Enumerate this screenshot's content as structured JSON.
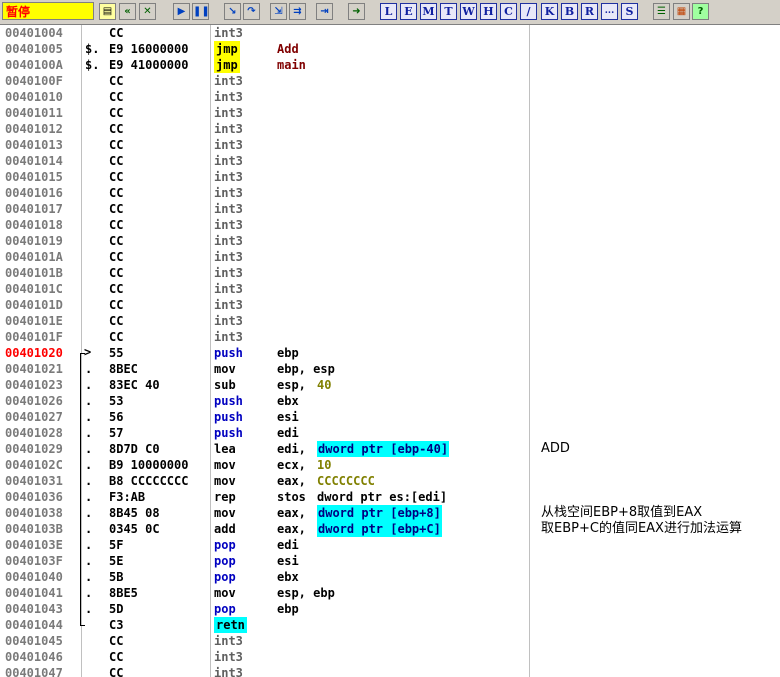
{
  "toolbar": {
    "status": "暂停",
    "letter_buttons": [
      "L",
      "E",
      "M",
      "T",
      "W",
      "H",
      "C",
      "/",
      "K",
      "B",
      "R",
      "...",
      "S"
    ]
  },
  "rows": [
    {
      "addr": "00401004",
      "mark": "",
      "hex": "CC",
      "mn": "int3",
      "mn_style": "plain",
      "op": "",
      "op2": "",
      "op2_style": "",
      "comment": ""
    },
    {
      "addr": "00401005",
      "mark": "$.",
      "hex": "E9 16000000",
      "mn": "jmp",
      "mn_style": "hl-y",
      "op": "Add",
      "op_style": "lbl",
      "op2": "",
      "op2_style": "",
      "comment": ""
    },
    {
      "addr": "0040100A",
      "mark": "$.",
      "hex": "E9 41000000",
      "mn": "jmp",
      "mn_style": "hl-y",
      "op": "main",
      "op_style": "lbl",
      "op2": "",
      "op2_style": "",
      "comment": ""
    },
    {
      "addr": "0040100F",
      "mark": "",
      "hex": "CC",
      "mn": "int3",
      "mn_style": "plain",
      "op": "",
      "op2": "",
      "op2_style": "",
      "comment": ""
    },
    {
      "addr": "00401010",
      "mark": "",
      "hex": "CC",
      "mn": "int3",
      "mn_style": "plain",
      "op": "",
      "op2": "",
      "op2_style": "",
      "comment": ""
    },
    {
      "addr": "00401011",
      "mark": "",
      "hex": "CC",
      "mn": "int3",
      "mn_style": "plain",
      "op": "",
      "op2": "",
      "op2_style": "",
      "comment": ""
    },
    {
      "addr": "00401012",
      "mark": "",
      "hex": "CC",
      "mn": "int3",
      "mn_style": "plain",
      "op": "",
      "op2": "",
      "op2_style": "",
      "comment": ""
    },
    {
      "addr": "00401013",
      "mark": "",
      "hex": "CC",
      "mn": "int3",
      "mn_style": "plain",
      "op": "",
      "op2": "",
      "op2_style": "",
      "comment": ""
    },
    {
      "addr": "00401014",
      "mark": "",
      "hex": "CC",
      "mn": "int3",
      "mn_style": "plain",
      "op": "",
      "op2": "",
      "op2_style": "",
      "comment": ""
    },
    {
      "addr": "00401015",
      "mark": "",
      "hex": "CC",
      "mn": "int3",
      "mn_style": "plain",
      "op": "",
      "op2": "",
      "op2_style": "",
      "comment": ""
    },
    {
      "addr": "00401016",
      "mark": "",
      "hex": "CC",
      "mn": "int3",
      "mn_style": "plain",
      "op": "",
      "op2": "",
      "op2_style": "",
      "comment": ""
    },
    {
      "addr": "00401017",
      "mark": "",
      "hex": "CC",
      "mn": "int3",
      "mn_style": "plain",
      "op": "",
      "op2": "",
      "op2_style": "",
      "comment": ""
    },
    {
      "addr": "00401018",
      "mark": "",
      "hex": "CC",
      "mn": "int3",
      "mn_style": "plain",
      "op": "",
      "op2": "",
      "op2_style": "",
      "comment": ""
    },
    {
      "addr": "00401019",
      "mark": "",
      "hex": "CC",
      "mn": "int3",
      "mn_style": "plain",
      "op": "",
      "op2": "",
      "op2_style": "",
      "comment": ""
    },
    {
      "addr": "0040101A",
      "mark": "",
      "hex": "CC",
      "mn": "int3",
      "mn_style": "plain",
      "op": "",
      "op2": "",
      "op2_style": "",
      "comment": ""
    },
    {
      "addr": "0040101B",
      "mark": "",
      "hex": "CC",
      "mn": "int3",
      "mn_style": "plain",
      "op": "",
      "op2": "",
      "op2_style": "",
      "comment": ""
    },
    {
      "addr": "0040101C",
      "mark": "",
      "hex": "CC",
      "mn": "int3",
      "mn_style": "plain",
      "op": "",
      "op2": "",
      "op2_style": "",
      "comment": ""
    },
    {
      "addr": "0040101D",
      "mark": "",
      "hex": "CC",
      "mn": "int3",
      "mn_style": "plain",
      "op": "",
      "op2": "",
      "op2_style": "",
      "comment": ""
    },
    {
      "addr": "0040101E",
      "mark": "",
      "hex": "CC",
      "mn": "int3",
      "mn_style": "plain",
      "op": "",
      "op2": "",
      "op2_style": "",
      "comment": ""
    },
    {
      "addr": "0040101F",
      "mark": "",
      "hex": "CC",
      "mn": "int3",
      "mn_style": "plain",
      "op": "",
      "op2": "",
      "op2_style": "",
      "comment": ""
    },
    {
      "addr": "00401020",
      "mark": "",
      "hex": "55",
      "mn": "push",
      "mn_style": "push",
      "op": "ebp",
      "op2": "",
      "op2_style": "",
      "comment": "",
      "current": true
    },
    {
      "addr": "00401021",
      "mark": ".",
      "hex": "8BEC",
      "mn": "mov",
      "mn_style": "call",
      "op": "ebp, esp",
      "op2": "",
      "op2_style": "",
      "comment": ""
    },
    {
      "addr": "00401023",
      "mark": ".",
      "hex": "83EC 40",
      "mn": "sub",
      "mn_style": "call",
      "op": "esp,",
      "op2": "40",
      "op2_style": "num",
      "comment": ""
    },
    {
      "addr": "00401026",
      "mark": ".",
      "hex": "53",
      "mn": "push",
      "mn_style": "push",
      "op": "ebx",
      "op2": "",
      "op2_style": "",
      "comment": ""
    },
    {
      "addr": "00401027",
      "mark": ".",
      "hex": "56",
      "mn": "push",
      "mn_style": "push",
      "op": "esi",
      "op2": "",
      "op2_style": "",
      "comment": ""
    },
    {
      "addr": "00401028",
      "mark": ".",
      "hex": "57",
      "mn": "push",
      "mn_style": "push",
      "op": "edi",
      "op2": "",
      "op2_style": "",
      "comment": ""
    },
    {
      "addr": "00401029",
      "mark": ".",
      "hex": "8D7D C0",
      "mn": "lea",
      "mn_style": "call",
      "op": "edi,",
      "op2": "dword ptr [ebp-40]",
      "op2_style": "mem",
      "comment": "ADD"
    },
    {
      "addr": "0040102C",
      "mark": ".",
      "hex": "B9 10000000",
      "mn": "mov",
      "mn_style": "call",
      "op": "ecx,",
      "op2": "10",
      "op2_style": "num",
      "comment": ""
    },
    {
      "addr": "00401031",
      "mark": ".",
      "hex": "B8 CCCCCCCC",
      "mn": "mov",
      "mn_style": "call",
      "op": "eax,",
      "op2": "CCCCCCCC",
      "op2_style": "num",
      "comment": ""
    },
    {
      "addr": "00401036",
      "mark": ".",
      "hex": "F3:AB",
      "mn": "rep",
      "mn_style": "call",
      "op": "stos",
      "op2": "dword ptr es:[edi]",
      "op2_style": "",
      "comment": ""
    },
    {
      "addr": "00401038",
      "mark": ".",
      "hex": "8B45 08",
      "mn": "mov",
      "mn_style": "call",
      "op": "eax,",
      "op2": "dword ptr [ebp+8]",
      "op2_style": "mem",
      "comment": "从栈空间EBP+8取值到EAX"
    },
    {
      "addr": "0040103B",
      "mark": ".",
      "hex": "0345 0C",
      "mn": "add",
      "mn_style": "call",
      "op": "eax,",
      "op2": "dword ptr [ebp+C]",
      "op2_style": "mem",
      "comment": "取EBP+C的值同EAX进行加法运算"
    },
    {
      "addr": "0040103E",
      "mark": ".",
      "hex": "5F",
      "mn": "pop",
      "mn_style": "push",
      "op": "edi",
      "op2": "",
      "op2_style": "",
      "comment": ""
    },
    {
      "addr": "0040103F",
      "mark": ".",
      "hex": "5E",
      "mn": "pop",
      "mn_style": "push",
      "op": "esi",
      "op2": "",
      "op2_style": "",
      "comment": ""
    },
    {
      "addr": "00401040",
      "mark": ".",
      "hex": "5B",
      "mn": "pop",
      "mn_style": "push",
      "op": "ebx",
      "op2": "",
      "op2_style": "",
      "comment": ""
    },
    {
      "addr": "00401041",
      "mark": ".",
      "hex": "8BE5",
      "mn": "mov",
      "mn_style": "call",
      "op": "esp, ebp",
      "op2": "",
      "op2_style": "",
      "comment": ""
    },
    {
      "addr": "00401043",
      "mark": ".",
      "hex": "5D",
      "mn": "pop",
      "mn_style": "push",
      "op": "ebp",
      "op2": "",
      "op2_style": "",
      "comment": ""
    },
    {
      "addr": "00401044",
      "mark": "",
      "hex": "C3",
      "mn": "retn",
      "mn_style": "hl-c",
      "op": "",
      "op2": "",
      "op2_style": "",
      "comment": ""
    },
    {
      "addr": "00401045",
      "mark": "",
      "hex": "CC",
      "mn": "int3",
      "mn_style": "plain",
      "op": "",
      "op2": "",
      "op2_style": "",
      "comment": ""
    },
    {
      "addr": "00401046",
      "mark": "",
      "hex": "CC",
      "mn": "int3",
      "mn_style": "plain",
      "op": "",
      "op2": "",
      "op2_style": "",
      "comment": ""
    },
    {
      "addr": "00401047",
      "mark": "",
      "hex": "CC",
      "mn": "int3",
      "mn_style": "plain",
      "op": "",
      "op2": "",
      "op2_style": "",
      "comment": ""
    }
  ]
}
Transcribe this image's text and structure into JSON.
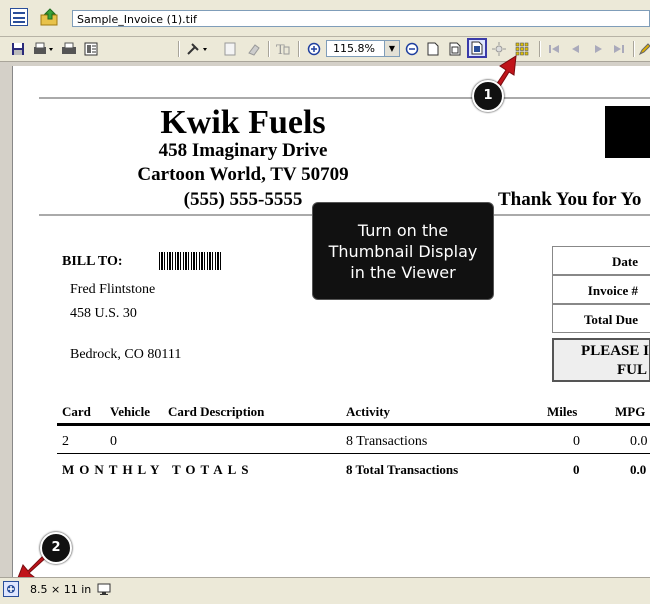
{
  "window": {
    "filename": "Sample_Invoice (1).tif"
  },
  "toolbar": {
    "zoom": "115.8%"
  },
  "invoice": {
    "company": "Kwik Fuels",
    "address1": "458 Imaginary Drive",
    "address2": "Cartoon World, TV 50709",
    "phone": "(555) 555-5555",
    "thanks": "Thank You for Yo",
    "bill_to_label": "BILL TO:",
    "customer_name": "Fred Flintstone",
    "customer_street": "458 U.S. 30",
    "customer_city": "Bedrock, CO 80111",
    "info_labels": [
      "Date",
      "Invoice #",
      "Total Due"
    ],
    "please_line1": "PLEASE I",
    "please_line2": "FUL",
    "columns": [
      "Card",
      "Vehicle",
      "Card Description",
      "Activity",
      "Miles",
      "MPG"
    ],
    "row": {
      "card": "2",
      "vehicle": "0",
      "activity": "8 Transactions",
      "miles": "0",
      "mpg": "0.0"
    },
    "totals": {
      "label": "MONTHLY TOTALS",
      "activity": "8 Total Transactions",
      "miles": "0",
      "mpg": "0.0"
    }
  },
  "callout": {
    "text_line1": "Turn on the",
    "text_line2": "Thumbnail Display",
    "text_line3": "in the Viewer"
  },
  "badges": {
    "one": "1",
    "two": "2"
  },
  "status": {
    "page_size": "8.5 × 11 in"
  },
  "colors": {
    "arrow": "#c0141b",
    "highlight_border": "#3a3aa8"
  }
}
§ §
Given instruction =>
From the data above, copy each line where the string "Transactions" appears.

Written answer =>
      "activity": "8 Transactions",
      "activity": "8 Total Transactions",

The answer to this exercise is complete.